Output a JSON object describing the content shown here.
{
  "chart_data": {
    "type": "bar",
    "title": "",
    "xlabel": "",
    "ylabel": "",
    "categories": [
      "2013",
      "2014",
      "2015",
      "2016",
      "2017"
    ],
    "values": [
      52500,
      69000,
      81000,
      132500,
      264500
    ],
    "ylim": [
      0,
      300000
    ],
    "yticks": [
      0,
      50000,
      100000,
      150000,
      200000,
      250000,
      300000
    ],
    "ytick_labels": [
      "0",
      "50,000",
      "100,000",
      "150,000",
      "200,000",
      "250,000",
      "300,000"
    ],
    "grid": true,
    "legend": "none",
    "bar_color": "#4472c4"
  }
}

====================

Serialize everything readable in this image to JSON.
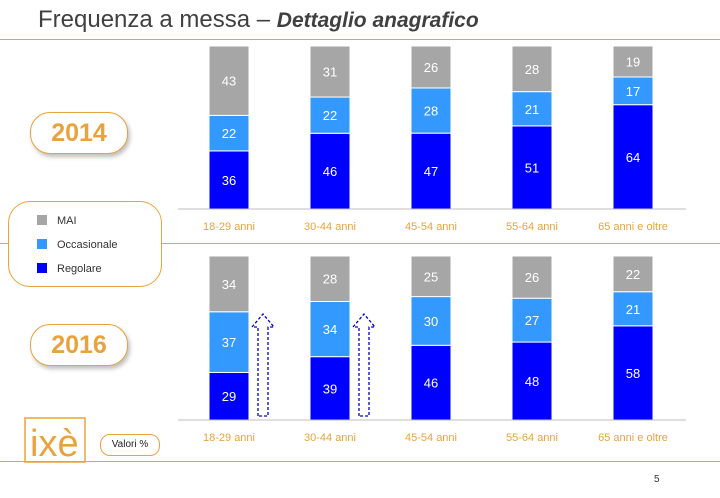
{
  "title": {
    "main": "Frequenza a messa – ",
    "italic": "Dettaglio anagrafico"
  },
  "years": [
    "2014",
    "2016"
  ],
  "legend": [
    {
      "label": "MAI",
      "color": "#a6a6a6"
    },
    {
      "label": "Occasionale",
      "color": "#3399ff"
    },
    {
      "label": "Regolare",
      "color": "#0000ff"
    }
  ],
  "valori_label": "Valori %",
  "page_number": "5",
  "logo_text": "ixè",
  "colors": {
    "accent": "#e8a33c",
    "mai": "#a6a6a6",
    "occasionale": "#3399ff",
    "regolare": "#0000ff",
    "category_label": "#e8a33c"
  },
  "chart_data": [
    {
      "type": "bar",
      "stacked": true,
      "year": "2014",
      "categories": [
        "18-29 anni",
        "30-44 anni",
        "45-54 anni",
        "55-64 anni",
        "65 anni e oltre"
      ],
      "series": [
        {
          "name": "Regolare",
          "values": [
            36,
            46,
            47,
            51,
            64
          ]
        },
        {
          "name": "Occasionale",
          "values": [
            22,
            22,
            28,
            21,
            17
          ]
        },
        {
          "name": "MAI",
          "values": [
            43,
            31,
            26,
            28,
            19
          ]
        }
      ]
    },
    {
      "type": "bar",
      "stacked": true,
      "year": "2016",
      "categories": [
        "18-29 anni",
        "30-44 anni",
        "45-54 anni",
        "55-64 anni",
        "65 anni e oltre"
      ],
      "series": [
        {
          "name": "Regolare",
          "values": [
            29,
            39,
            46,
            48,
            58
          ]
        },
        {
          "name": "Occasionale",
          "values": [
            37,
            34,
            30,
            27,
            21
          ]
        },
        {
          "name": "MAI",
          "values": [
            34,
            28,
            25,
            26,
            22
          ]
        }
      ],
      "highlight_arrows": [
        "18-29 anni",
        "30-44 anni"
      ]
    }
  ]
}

====================

• [Instruction]: Choose all lines containing the string "JSON" and copy them out.

• [Task answer]:
Output a JSON object describing the content shown here.
Serialize everything readable in this image to JSON.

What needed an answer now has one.